→ WHAT TO DO: Find how many lines contain "prikazuje" and state only that number.

Collected data:
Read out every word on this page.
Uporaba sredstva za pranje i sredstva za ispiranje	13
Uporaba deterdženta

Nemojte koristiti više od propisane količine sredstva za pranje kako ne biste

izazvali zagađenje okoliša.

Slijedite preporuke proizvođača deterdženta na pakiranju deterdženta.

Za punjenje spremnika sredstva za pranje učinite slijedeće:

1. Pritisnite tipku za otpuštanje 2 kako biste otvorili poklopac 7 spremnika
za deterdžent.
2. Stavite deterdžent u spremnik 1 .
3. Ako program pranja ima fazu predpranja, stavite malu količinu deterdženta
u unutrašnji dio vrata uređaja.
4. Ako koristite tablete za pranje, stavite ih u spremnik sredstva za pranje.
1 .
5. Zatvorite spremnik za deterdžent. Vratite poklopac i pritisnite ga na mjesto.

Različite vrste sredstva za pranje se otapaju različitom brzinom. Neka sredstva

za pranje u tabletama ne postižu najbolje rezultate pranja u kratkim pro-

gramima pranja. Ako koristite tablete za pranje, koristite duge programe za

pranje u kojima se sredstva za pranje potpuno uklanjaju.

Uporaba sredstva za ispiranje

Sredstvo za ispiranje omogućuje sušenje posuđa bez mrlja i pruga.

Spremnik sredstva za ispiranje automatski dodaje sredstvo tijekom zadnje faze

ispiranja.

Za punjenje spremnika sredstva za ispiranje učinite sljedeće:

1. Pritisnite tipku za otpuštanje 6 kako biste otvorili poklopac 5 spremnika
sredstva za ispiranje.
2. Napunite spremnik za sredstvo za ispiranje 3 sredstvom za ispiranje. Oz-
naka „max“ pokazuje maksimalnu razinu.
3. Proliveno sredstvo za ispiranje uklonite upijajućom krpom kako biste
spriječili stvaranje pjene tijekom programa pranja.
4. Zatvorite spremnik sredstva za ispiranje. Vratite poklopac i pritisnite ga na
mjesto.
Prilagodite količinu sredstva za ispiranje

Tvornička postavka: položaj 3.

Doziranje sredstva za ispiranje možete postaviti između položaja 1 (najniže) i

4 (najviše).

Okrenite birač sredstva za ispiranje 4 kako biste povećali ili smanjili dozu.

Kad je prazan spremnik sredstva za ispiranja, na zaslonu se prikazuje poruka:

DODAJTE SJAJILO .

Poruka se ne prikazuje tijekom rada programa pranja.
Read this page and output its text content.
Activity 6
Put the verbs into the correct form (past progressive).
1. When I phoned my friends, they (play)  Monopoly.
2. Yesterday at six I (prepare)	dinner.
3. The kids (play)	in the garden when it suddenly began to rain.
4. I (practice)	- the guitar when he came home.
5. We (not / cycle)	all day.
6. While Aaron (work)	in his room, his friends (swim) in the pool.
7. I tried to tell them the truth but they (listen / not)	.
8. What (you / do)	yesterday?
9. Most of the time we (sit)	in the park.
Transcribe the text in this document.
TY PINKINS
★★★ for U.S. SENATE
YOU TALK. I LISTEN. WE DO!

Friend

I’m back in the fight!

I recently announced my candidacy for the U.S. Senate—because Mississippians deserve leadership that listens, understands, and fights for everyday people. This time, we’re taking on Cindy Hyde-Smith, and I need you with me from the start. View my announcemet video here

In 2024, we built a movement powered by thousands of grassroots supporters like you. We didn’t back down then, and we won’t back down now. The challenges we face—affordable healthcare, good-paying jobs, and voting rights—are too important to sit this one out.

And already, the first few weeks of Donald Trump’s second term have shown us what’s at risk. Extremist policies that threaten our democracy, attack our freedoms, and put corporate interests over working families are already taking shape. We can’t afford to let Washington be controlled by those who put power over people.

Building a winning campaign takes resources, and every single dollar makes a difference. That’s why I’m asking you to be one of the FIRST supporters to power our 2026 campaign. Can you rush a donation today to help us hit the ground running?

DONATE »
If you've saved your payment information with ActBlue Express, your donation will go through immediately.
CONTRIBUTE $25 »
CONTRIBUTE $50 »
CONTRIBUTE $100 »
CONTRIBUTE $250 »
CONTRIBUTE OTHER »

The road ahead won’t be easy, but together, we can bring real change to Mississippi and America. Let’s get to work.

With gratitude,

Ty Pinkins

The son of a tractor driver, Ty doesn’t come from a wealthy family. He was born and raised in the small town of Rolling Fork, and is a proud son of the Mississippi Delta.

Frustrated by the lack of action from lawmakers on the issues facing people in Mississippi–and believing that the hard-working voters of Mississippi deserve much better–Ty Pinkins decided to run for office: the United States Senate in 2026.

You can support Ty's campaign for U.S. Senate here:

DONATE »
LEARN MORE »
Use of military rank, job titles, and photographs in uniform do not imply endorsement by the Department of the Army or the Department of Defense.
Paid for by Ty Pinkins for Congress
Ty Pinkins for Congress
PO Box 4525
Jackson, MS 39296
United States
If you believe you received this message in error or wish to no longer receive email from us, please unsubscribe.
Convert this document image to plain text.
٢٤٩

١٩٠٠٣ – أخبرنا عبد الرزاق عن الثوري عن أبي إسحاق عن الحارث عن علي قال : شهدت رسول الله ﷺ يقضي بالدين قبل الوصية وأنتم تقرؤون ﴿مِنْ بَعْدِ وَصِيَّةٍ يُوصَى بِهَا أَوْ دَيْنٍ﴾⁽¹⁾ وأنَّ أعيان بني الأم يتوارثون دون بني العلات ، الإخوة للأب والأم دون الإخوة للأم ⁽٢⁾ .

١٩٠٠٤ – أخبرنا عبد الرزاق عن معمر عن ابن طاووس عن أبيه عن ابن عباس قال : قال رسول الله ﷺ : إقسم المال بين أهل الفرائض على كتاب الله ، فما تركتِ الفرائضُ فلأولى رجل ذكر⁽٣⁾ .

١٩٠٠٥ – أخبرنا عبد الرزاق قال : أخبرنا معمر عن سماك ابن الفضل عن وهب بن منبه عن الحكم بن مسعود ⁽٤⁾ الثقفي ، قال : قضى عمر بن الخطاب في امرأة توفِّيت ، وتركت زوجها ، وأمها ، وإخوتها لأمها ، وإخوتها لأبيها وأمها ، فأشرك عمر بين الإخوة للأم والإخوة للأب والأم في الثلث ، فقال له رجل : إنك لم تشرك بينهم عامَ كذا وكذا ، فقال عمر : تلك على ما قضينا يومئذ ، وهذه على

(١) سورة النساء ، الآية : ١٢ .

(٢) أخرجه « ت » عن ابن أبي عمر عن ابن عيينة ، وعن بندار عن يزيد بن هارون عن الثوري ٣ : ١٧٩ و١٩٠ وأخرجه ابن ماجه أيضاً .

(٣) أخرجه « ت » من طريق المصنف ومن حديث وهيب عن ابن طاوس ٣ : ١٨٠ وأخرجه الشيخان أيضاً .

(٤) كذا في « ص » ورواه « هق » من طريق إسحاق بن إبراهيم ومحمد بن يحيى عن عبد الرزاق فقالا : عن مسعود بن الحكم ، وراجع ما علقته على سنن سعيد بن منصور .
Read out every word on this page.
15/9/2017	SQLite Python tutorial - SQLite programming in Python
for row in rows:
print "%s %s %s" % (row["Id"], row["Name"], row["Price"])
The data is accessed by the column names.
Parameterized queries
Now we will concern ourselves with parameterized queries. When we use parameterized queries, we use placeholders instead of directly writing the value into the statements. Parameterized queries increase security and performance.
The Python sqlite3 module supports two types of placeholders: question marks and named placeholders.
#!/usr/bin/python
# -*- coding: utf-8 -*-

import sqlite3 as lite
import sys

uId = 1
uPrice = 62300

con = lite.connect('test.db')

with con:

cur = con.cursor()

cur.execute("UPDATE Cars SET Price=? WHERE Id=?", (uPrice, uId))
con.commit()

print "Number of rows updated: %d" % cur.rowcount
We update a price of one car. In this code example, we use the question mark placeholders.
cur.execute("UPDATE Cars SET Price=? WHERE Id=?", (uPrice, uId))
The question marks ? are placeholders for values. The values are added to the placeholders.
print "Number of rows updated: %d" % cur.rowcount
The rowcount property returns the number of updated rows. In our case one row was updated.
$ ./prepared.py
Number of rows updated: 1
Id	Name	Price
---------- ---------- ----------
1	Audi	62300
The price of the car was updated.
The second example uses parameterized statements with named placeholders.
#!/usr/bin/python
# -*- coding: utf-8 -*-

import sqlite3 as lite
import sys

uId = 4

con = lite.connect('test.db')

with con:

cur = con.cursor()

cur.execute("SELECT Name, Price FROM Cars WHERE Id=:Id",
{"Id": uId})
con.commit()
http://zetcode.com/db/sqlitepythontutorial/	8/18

→ WRITTEN ANSWER: 2